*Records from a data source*

■ ■ ■ ■

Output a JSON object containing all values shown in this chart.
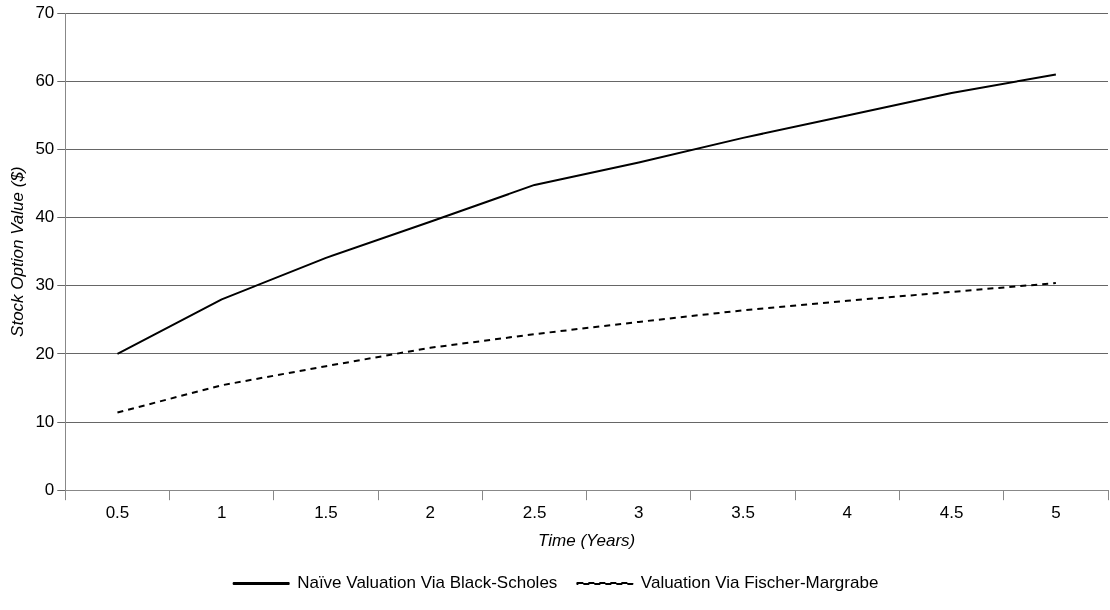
{
  "chart_data": {
    "type": "line",
    "xlabel": "Time (Years)",
    "ylabel": "Stock Option Value ($)",
    "categories": [
      "0.5",
      "1",
      "1.5",
      "2",
      "2.5",
      "3",
      "3.5",
      "4",
      "4.5",
      "5"
    ],
    "series": [
      {
        "name": "Naïve Valuation Via Black-Scholes",
        "color": "#000000",
        "line_style": "solid",
        "values": [
          20,
          28,
          34.1,
          39.4,
          44.8,
          48.1,
          51.7,
          55,
          58.3,
          61
        ]
      },
      {
        "name": "Valuation Via Fischer-Margrabe",
        "color": "#000000",
        "line_style": "dashed",
        "values": [
          11.4,
          15.4,
          18.2,
          20.9,
          22.9,
          24.7,
          26.4,
          27.8,
          29.1,
          30.4
        ]
      }
    ],
    "ylim": [
      0,
      70
    ],
    "yticks": [
      0,
      10,
      20,
      30,
      40,
      50,
      60,
      70
    ],
    "grid": "y",
    "legend": "bottom",
    "marker": "none"
  }
}
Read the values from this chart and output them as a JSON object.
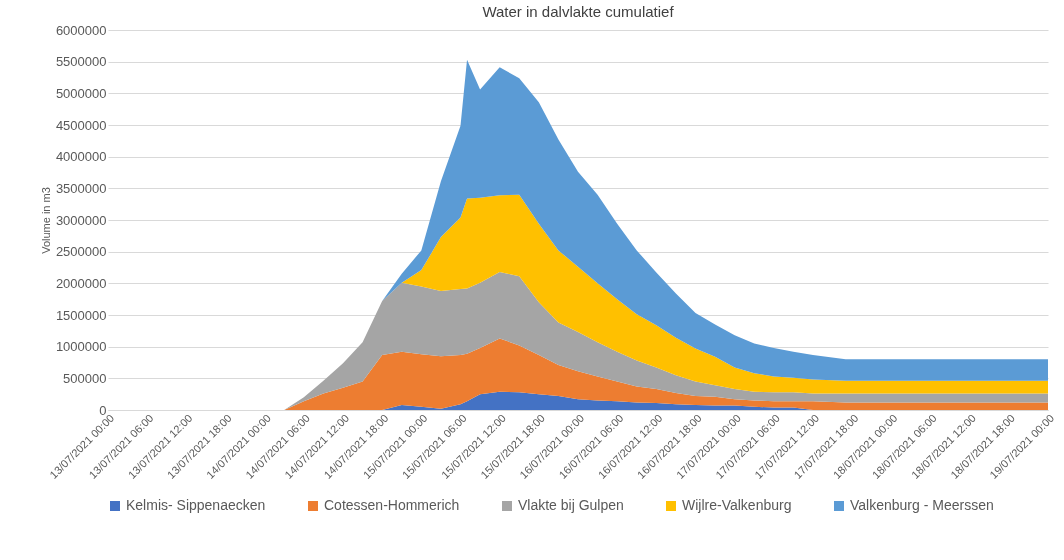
{
  "chart_data": {
    "type": "area",
    "stacked": true,
    "title": "Water in dalvlakte cumulatief",
    "ylabel": "Volume in m3",
    "x": [
      "2021-07-13T00:00",
      "2021-07-14T03:00",
      "2021-07-14T06:00",
      "2021-07-14T09:00",
      "2021-07-14T12:00",
      "2021-07-14T15:00",
      "2021-07-14T18:00",
      "2021-07-14T21:00",
      "2021-07-15T00:00",
      "2021-07-15T03:00",
      "2021-07-15T06:00",
      "2021-07-15T07:00",
      "2021-07-15T09:00",
      "2021-07-15T12:00",
      "2021-07-15T15:00",
      "2021-07-15T18:00",
      "2021-07-15T21:00",
      "2021-07-16T00:00",
      "2021-07-16T03:00",
      "2021-07-16T06:00",
      "2021-07-16T09:00",
      "2021-07-16T12:00",
      "2021-07-16T15:00",
      "2021-07-16T18:00",
      "2021-07-16T21:00",
      "2021-07-17T00:00",
      "2021-07-17T03:00",
      "2021-07-17T06:00",
      "2021-07-17T09:00",
      "2021-07-17T12:00",
      "2021-07-17T17:00",
      "2021-07-19T00:00"
    ],
    "series": [
      {
        "name": "Kelmis- Sippenaecken",
        "color": "#4472c4",
        "values": [
          0,
          0,
          0,
          0,
          0,
          0,
          0,
          80000,
          50000,
          20000,
          90000,
          140000,
          250000,
          290000,
          280000,
          250000,
          220000,
          170000,
          150000,
          140000,
          120000,
          110000,
          90000,
          80000,
          70000,
          70000,
          50000,
          40000,
          40000,
          0,
          0,
          0
        ]
      },
      {
        "name": "Cotessen-Hommerich",
        "color": "#ed7d31",
        "values": [
          0,
          0,
          140000,
          260000,
          350000,
          450000,
          870000,
          840000,
          830000,
          830000,
          780000,
          750000,
          730000,
          840000,
          740000,
          620000,
          490000,
          440000,
          380000,
          310000,
          250000,
          220000,
          180000,
          140000,
          140000,
          100000,
          100000,
          100000,
          100000,
          140000,
          120000,
          120000
        ]
      },
      {
        "name": "Vlakte bij Gulpen",
        "color": "#a5a5a5",
        "values": [
          0,
          0,
          60000,
          200000,
          390000,
          620000,
          850000,
          1090000,
          1070000,
          1030000,
          1040000,
          1030000,
          1030000,
          1050000,
          1090000,
          830000,
          670000,
          620000,
          540000,
          470000,
          410000,
          340000,
          280000,
          230000,
          180000,
          160000,
          140000,
          140000,
          140000,
          120000,
          140000,
          140000
        ]
      },
      {
        "name": "Wijlre-Valkenburg",
        "color": "#ffc000",
        "values": [
          0,
          0,
          0,
          0,
          0,
          0,
          0,
          0,
          260000,
          850000,
          1130000,
          1420000,
          1340000,
          1210000,
          1290000,
          1240000,
          1140000,
          1030000,
          930000,
          830000,
          730000,
          670000,
          590000,
          520000,
          450000,
          340000,
          290000,
          250000,
          230000,
          220000,
          200000,
          200000
        ]
      },
      {
        "name": "Valkenburg  - Meerssen",
        "color": "#5b9bd5",
        "values": [
          0,
          0,
          0,
          0,
          0,
          0,
          0,
          140000,
          310000,
          880000,
          1450000,
          2190000,
          1710000,
          2020000,
          1840000,
          1920000,
          1750000,
          1500000,
          1400000,
          1190000,
          1010000,
          830000,
          700000,
          560000,
          510000,
          510000,
          470000,
          450000,
          410000,
          390000,
          340000,
          340000
        ]
      }
    ],
    "xlim": [
      "2021-07-13T00:00",
      "2021-07-19T00:00"
    ],
    "xticks": [
      {
        "value": "2021-07-13T00:00",
        "label": "13/07/2021 00:00"
      },
      {
        "value": "2021-07-13T06:00",
        "label": "13/07/2021 06:00"
      },
      {
        "value": "2021-07-13T12:00",
        "label": "13/07/2021 12:00"
      },
      {
        "value": "2021-07-13T18:00",
        "label": "13/07/2021 18:00"
      },
      {
        "value": "2021-07-14T00:00",
        "label": "14/07/2021 00:00"
      },
      {
        "value": "2021-07-14T06:00",
        "label": "14/07/2021 06:00"
      },
      {
        "value": "2021-07-14T12:00",
        "label": "14/07/2021 12:00"
      },
      {
        "value": "2021-07-14T18:00",
        "label": "14/07/2021 18:00"
      },
      {
        "value": "2021-07-15T00:00",
        "label": "15/07/2021 00:00"
      },
      {
        "value": "2021-07-15T06:00",
        "label": "15/07/2021 06:00"
      },
      {
        "value": "2021-07-15T12:00",
        "label": "15/07/2021 12:00"
      },
      {
        "value": "2021-07-15T18:00",
        "label": "15/07/2021 18:00"
      },
      {
        "value": "2021-07-16T00:00",
        "label": "16/07/2021 00:00"
      },
      {
        "value": "2021-07-16T06:00",
        "label": "16/07/2021 06:00"
      },
      {
        "value": "2021-07-16T12:00",
        "label": "16/07/2021 12:00"
      },
      {
        "value": "2021-07-16T18:00",
        "label": "16/07/2021 18:00"
      },
      {
        "value": "2021-07-17T00:00",
        "label": "17/07/2021 00:00"
      },
      {
        "value": "2021-07-17T06:00",
        "label": "17/07/2021 06:00"
      },
      {
        "value": "2021-07-17T12:00",
        "label": "17/07/2021 12:00"
      },
      {
        "value": "2021-07-17T18:00",
        "label": "17/07/2021 18:00"
      },
      {
        "value": "2021-07-18T00:00",
        "label": "18/07/2021 00:00"
      },
      {
        "value": "2021-07-18T06:00",
        "label": "18/07/2021 06:00"
      },
      {
        "value": "2021-07-18T12:00",
        "label": "18/07/2021 12:00"
      },
      {
        "value": "2021-07-18T18:00",
        "label": "18/07/2021 18:00"
      },
      {
        "value": "2021-07-19T00:00",
        "label": "19/07/2021 00:00"
      }
    ],
    "ylim": [
      0,
      6000000
    ],
    "yticks": [
      0,
      500000,
      1000000,
      1500000,
      2000000,
      2500000,
      3000000,
      3500000,
      4000000,
      4500000,
      5000000,
      5500000,
      6000000
    ],
    "grid": "y",
    "legend": "bottom"
  }
}
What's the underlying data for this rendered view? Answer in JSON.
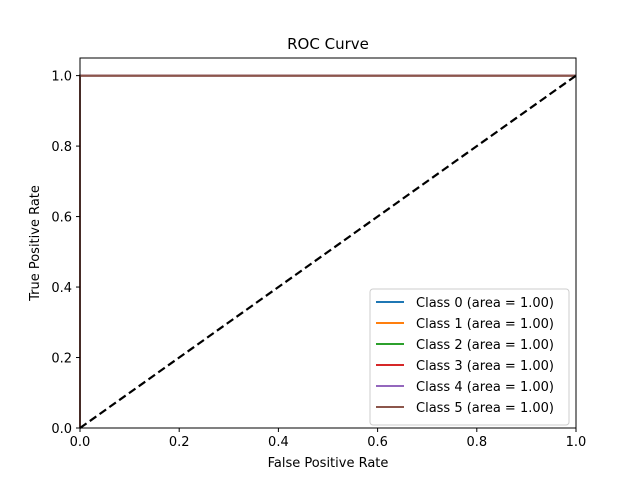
{
  "chart_data": {
    "type": "line",
    "title": "ROC Curve",
    "xlabel": "False Positive Rate",
    "ylabel": "True Positive Rate",
    "xlim": [
      0.0,
      1.0
    ],
    "ylim": [
      0.0,
      1.05
    ],
    "x_ticks": [
      "0.0",
      "0.2",
      "0.4",
      "0.6",
      "0.8",
      "1.0"
    ],
    "y_ticks": [
      "0.0",
      "0.2",
      "0.4",
      "0.6",
      "0.8",
      "1.0"
    ],
    "grid": false,
    "legend_position": "lower-right",
    "series": [
      {
        "name": "Class 0 (area = 1.00)",
        "color": "#1f77b4",
        "points": [
          [
            0.0,
            0.0
          ],
          [
            0.0,
            1.0
          ],
          [
            1.0,
            1.0
          ]
        ]
      },
      {
        "name": "Class 1 (area = 1.00)",
        "color": "#ff7f0e",
        "points": [
          [
            0.0,
            0.0
          ],
          [
            0.0,
            1.0
          ],
          [
            1.0,
            1.0
          ]
        ]
      },
      {
        "name": "Class 2 (area = 1.00)",
        "color": "#2ca02c",
        "points": [
          [
            0.0,
            0.0
          ],
          [
            0.0,
            1.0
          ],
          [
            1.0,
            1.0
          ]
        ]
      },
      {
        "name": "Class 3 (area = 1.00)",
        "color": "#d62728",
        "points": [
          [
            0.0,
            0.0
          ],
          [
            0.0,
            1.0
          ],
          [
            1.0,
            1.0
          ]
        ]
      },
      {
        "name": "Class 4 (area = 1.00)",
        "color": "#9467bd",
        "points": [
          [
            0.0,
            0.0
          ],
          [
            0.0,
            1.0
          ],
          [
            1.0,
            1.0
          ]
        ]
      },
      {
        "name": "Class 5 (area = 1.00)",
        "color": "#8c564b",
        "points": [
          [
            0.0,
            0.0
          ],
          [
            0.0,
            1.0
          ],
          [
            1.0,
            1.0
          ]
        ]
      }
    ],
    "reference_line": {
      "color": "#000000",
      "style": "dashed",
      "points": [
        [
          0.0,
          0.0
        ],
        [
          1.0,
          1.0
        ]
      ]
    }
  }
}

■ ■ ■ ■

*WRITTEN PROBLEM*
In the records above, locate the lines holding the word "Valkenburg". Copy each of them.

*PROBLEM SOLUTION*
        "name": "Wijlre-Valkenburg",
        "name": "Valkenburg  - Meerssen",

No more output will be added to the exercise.